━━━━━ Auszug

V. Nach vorbereitender Mitteilung der Kammer gemäß Artikel 11 (2) VOBK vom 11. August 1999 fand am 10. Mai 2000 eine mündliche Verhandlung statt, an der die Einsprechende II nicht teilnahm. Die mündliche Verhandlung wurde gemäß Regel 71 (2) EPÜ ohne sie fortgesetzt. Die wesentlichen Argumente der Einsprechenden I - nachfolgend Beschwerdeführerin - und der Patentinhaber - nachfolgend Beschwerdegegner - können wie folgt zusammengefaßt werden, wobei für die Druckschriften nachfolgende Zitierweise gilt:

(E1) DE-A-3 501 422,

(E11) DE-A-3 627 991,

(E15) "Steel Times", November 1989, Seiten 505 bis 507,

(E16) "Stranggießen von Stahl", Hans Schrewe, Verlag Stahleisen mbH, Düsseldorf, 1987, Seiten 33 bis 36, und

(E17) WO-A-89/12516.

a) Beschwerdeführerin:

- aus dem nächstkommenden Stand der Technik gemäß (E1) sei sowohl eine Ein- als auch eine Auslaufbombierung einer Plattenkokille bekannt, so daß allenfalls ein Neuheitsüberschuß des Anspruchs 1 in den speziellen Maßangaben dieser Bombierungen vorliegen könne;

- aus (E15), die auf (E1) aufbaue, lasse sich eine Brammenbreite von 2100 mm entnehmen, die in Beziehung zu setzen sei mit der Brammen-Eingangsdicke von 150 mm sowie mit der Brammen-Auslaufdicke von 100 mm dergestalt, daß sich eine Einlaufbombierung von 11,9 mm pro 1000 mm Brammenbreite ergebe;

- durch Abnutzung liege gemäß EP-B1-0 120 338 (in der mündlichen Verhandlung überreicht) bereits nach wenigen Betriebsstunden eine Auslaufbombierung von z. B. 0,5 mm vor, so daß sich die beanspruchte Scheitelhöhe am Kokillenauslauf für den Fachmann ohne sein Zutun ergebe, weil sich der Langseitenverschleiß nach der Betriebserfahrung des Stranggießers bevorzugt in der Mitte der Langseiten auswirke und zu einer Polygonform führe;

- die vorhandenen Bombierungen an der Ein- und Auslaufseite der Kokille führten zu einer Einspannung der Dünnbramme und damit zu einem axialen Fixieren derart, daß ein seitliches Wandern innerhalb der Kokille unterbunden werde;

- da seitens der Beschwerdegegnerinnen eine Bombierung der Dünnbramme als besonders vorteilhaft für das Auswalzen der Dünnbramme geltend gemacht worden sei, sei darauf zu verweisen, daß dies aus Anspruch 1, der auf eine Plattenkokille abgestellt sei, nicht hervorgehe;

- obige Argumente zusammenfassend sei die Lehre von Anspruch 1 nicht als erfinderisches Tätigwerden des Fachmannes anzuerkennen.

━━━━━━━━━━
━━━━━ Übungsdaten

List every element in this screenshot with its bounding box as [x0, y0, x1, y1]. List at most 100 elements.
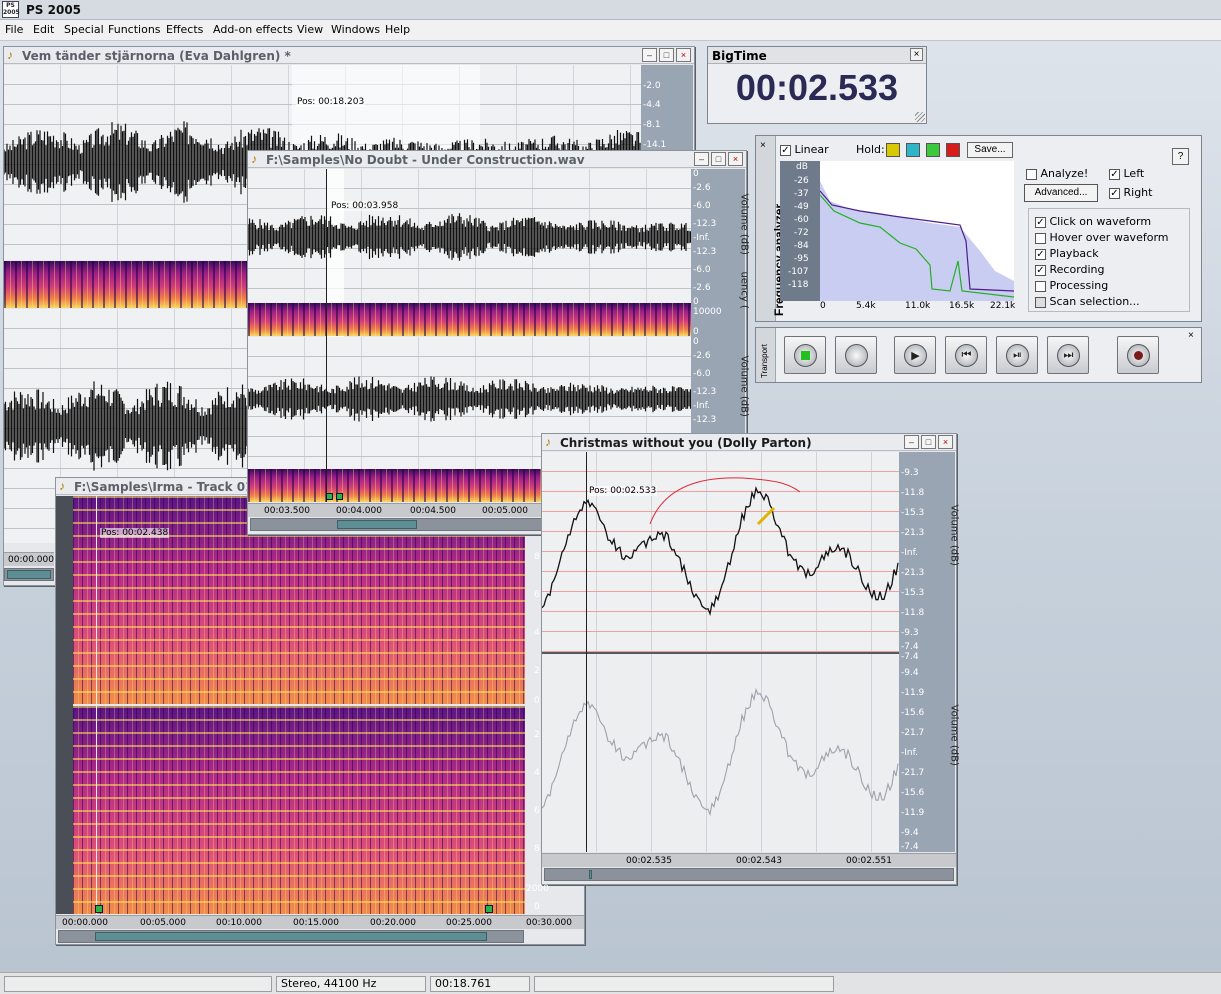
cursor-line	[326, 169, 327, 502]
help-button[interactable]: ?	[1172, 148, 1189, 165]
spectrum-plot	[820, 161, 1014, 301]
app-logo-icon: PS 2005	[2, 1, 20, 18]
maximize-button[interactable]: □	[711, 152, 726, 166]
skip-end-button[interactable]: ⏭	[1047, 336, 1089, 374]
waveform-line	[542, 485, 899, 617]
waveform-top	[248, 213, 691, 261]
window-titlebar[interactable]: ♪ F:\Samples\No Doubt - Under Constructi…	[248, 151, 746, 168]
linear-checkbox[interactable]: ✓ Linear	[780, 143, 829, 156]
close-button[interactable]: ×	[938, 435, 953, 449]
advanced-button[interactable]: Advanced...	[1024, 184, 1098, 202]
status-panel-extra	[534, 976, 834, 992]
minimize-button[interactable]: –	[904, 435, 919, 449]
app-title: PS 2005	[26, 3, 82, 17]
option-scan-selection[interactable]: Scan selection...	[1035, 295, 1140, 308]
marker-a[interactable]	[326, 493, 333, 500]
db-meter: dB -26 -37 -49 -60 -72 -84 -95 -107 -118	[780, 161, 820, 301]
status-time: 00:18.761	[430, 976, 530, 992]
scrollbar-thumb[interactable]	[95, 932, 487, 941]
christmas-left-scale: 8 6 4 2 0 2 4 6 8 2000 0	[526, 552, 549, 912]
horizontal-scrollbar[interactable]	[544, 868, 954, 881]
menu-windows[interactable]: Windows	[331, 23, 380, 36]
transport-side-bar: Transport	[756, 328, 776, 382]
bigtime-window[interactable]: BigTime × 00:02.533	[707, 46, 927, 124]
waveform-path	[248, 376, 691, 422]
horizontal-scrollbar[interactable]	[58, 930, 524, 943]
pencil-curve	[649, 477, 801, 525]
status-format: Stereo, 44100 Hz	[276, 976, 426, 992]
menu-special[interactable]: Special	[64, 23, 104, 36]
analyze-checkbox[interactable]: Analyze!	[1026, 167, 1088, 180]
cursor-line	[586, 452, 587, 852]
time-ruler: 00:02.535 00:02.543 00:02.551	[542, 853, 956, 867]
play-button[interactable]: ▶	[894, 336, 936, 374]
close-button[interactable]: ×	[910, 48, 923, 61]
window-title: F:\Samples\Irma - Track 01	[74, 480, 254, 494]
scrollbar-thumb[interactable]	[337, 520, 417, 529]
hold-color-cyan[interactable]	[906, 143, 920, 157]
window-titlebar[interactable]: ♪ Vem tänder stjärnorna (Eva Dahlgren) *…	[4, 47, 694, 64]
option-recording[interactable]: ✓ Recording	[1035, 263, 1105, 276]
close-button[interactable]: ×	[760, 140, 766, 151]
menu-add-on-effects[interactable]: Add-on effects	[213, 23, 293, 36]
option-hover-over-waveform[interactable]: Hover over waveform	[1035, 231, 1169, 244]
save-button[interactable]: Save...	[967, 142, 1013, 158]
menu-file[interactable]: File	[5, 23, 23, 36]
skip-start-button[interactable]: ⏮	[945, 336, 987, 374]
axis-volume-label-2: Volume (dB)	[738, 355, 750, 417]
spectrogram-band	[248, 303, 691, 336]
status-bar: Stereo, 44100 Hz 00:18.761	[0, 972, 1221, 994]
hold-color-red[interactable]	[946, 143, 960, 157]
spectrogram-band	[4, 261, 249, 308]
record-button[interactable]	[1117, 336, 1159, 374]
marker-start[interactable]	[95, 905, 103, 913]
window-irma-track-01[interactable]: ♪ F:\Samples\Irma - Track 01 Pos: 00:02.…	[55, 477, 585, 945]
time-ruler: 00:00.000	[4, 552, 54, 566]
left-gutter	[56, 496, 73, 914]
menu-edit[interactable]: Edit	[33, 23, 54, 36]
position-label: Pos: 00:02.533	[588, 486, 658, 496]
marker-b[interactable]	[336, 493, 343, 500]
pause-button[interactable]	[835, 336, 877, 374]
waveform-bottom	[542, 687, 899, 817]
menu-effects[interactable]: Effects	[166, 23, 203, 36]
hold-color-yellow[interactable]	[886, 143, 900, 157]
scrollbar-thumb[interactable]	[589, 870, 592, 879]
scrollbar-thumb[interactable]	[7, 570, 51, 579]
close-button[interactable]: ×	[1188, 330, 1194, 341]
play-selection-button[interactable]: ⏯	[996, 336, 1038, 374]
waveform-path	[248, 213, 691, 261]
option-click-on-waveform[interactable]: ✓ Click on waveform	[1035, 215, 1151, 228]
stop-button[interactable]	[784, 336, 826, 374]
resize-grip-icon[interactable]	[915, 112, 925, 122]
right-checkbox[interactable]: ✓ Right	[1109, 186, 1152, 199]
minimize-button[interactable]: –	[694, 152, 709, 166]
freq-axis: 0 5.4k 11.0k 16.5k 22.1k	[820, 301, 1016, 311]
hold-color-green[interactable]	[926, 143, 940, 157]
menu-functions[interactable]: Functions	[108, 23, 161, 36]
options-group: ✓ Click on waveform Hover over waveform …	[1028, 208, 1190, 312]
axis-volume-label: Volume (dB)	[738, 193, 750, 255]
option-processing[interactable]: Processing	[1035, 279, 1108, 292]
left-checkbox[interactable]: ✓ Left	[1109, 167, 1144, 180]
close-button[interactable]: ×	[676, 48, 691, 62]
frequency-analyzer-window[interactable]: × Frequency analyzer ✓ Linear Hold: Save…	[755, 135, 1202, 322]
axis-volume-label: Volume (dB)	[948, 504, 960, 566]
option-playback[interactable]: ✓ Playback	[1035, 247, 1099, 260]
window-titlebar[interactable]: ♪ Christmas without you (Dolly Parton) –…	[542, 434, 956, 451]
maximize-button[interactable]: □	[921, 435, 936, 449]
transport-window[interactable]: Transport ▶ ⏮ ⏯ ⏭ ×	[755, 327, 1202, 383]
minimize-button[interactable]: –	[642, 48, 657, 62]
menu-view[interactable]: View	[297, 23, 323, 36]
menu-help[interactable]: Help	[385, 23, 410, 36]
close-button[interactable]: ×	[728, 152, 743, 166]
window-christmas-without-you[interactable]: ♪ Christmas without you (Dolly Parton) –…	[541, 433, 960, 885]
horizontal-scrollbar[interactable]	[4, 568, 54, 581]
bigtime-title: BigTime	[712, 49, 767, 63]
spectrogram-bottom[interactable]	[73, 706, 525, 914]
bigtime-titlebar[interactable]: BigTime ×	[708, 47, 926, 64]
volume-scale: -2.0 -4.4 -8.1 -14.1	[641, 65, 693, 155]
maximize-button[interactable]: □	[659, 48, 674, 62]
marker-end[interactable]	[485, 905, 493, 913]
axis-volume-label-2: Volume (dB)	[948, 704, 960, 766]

━━━━━━━━━━

--- Aufgaben ---
1. Schreibe aus den Einträgen die Zeilen von der Zeile mit „169, 327, 502]“ bis zur Zeile mit „932, 487, 941]“ wortgetreu ab, beide Zeilen eingeschlossen.
2. Führe den Auszug aus der Beschwerdeentscheidung zur Plattenkokille im Anschluss an seinen letzten Satz weiter.

--- Ergebnisse ---
1.
cursor-line	[326, 169, 327, 502]
help-button[interactable]: ?	[1172, 148, 1189, 165]
spectrum-plot	[820, 161, 1014, 301]
app-logo-icon: PS 2005	[2, 1, 20, 18]
maximize-button[interactable]: □	[711, 152, 726, 166]
skip-end-button[interactable]: ⏭	[1047, 336, 1089, 374]
waveform-line	[542, 485, 899, 617]
waveform-top	[248, 213, 691, 261]
window-titlebar[interactable]: ♪ F:\Samples\No Doubt - Under Constructi…	[248, 151, 746, 168]
linear-checkbox[interactable]: ✓ Linear	[780, 143, 829, 156]
close-button[interactable]: ×	[938, 435, 953, 449]
advanced-button[interactable]: Advanced...	[1024, 184, 1098, 202]
status-panel-extra	[534, 976, 834, 992]
minimize-button[interactable]: –	[904, 435, 919, 449]
app-title: PS 2005	[26, 3, 82, 17]
option-scan-selection[interactable]: Scan selection...	[1035, 295, 1140, 308]
marker-a[interactable]	[326, 493, 333, 500]
db-meter: dB -26 -37 -49 -60 -72 -84 -95 -107 -118	[780, 161, 820, 301]
status-time: 00:18.761	[430, 976, 530, 992]
scrollbar-thumb[interactable]	[95, 932, 487, 941]

2.
b) Beschwerdegegnerin:

- bei gegebener Neuheit des Beanspruchten sei der hier zu berücksichtigende Stand der Technik nicht dazu angetan, die beanspruchte Plattenkokille nach Anspruch 1 dem Fachmann nahezulegen;

- die Aussage von (E1), wonach die Auslaufbombierung "etwa den Wert Null" annehmen könne, lasse nicht notwendigerweise auf eine Konkavbombierung schließen; zudem sei ein etwaiger Verschleiß der Kokille im Stranggießbetrieb nicht gleichzusetzen mit einer gezielten Bemessung der Kokillenbombierung;

- das Problem, wie das Pendeln d. h. eine zyklische Querverschiebung der Dünnbramme innerhalb der Plattenkokille verhindert werden könne, sei von Anfang an im Streitpatent angesprochen gewesen, wenn auch mit anderen Worten;

- der Stand der Technik befasse sich zwar mit dem Bombieren von Kokillen, sei aber unergiebig im Hinblick auf das Verhindern des Pendelns der Dünnbramme; dies gelte auch für den zentrischen Lauf der Dünnbramme und die Möglichkeit einer sanften Reduktion der Dünnbramme in den nachgeordneten Walzgerüsten;

- insgesamt sei nicht erkennbar, daß der von (E1) ausgehende Fachmann vom hier zu berücksichtigenden Stand der Technik unmittelbar auf den Gegenstand von Anspruch 1 gelenkt werden könne; es habe vielmehr eines erfinderischen Zutuns bedurft, die Lehre gemäß Anspruch 1 zu erzielen.

VI. Die Beschwerdeführerin beantragte die Aufhebung der angefochtenen Entscheidung und den Widerruf des Patentes Nr. 0 551 311.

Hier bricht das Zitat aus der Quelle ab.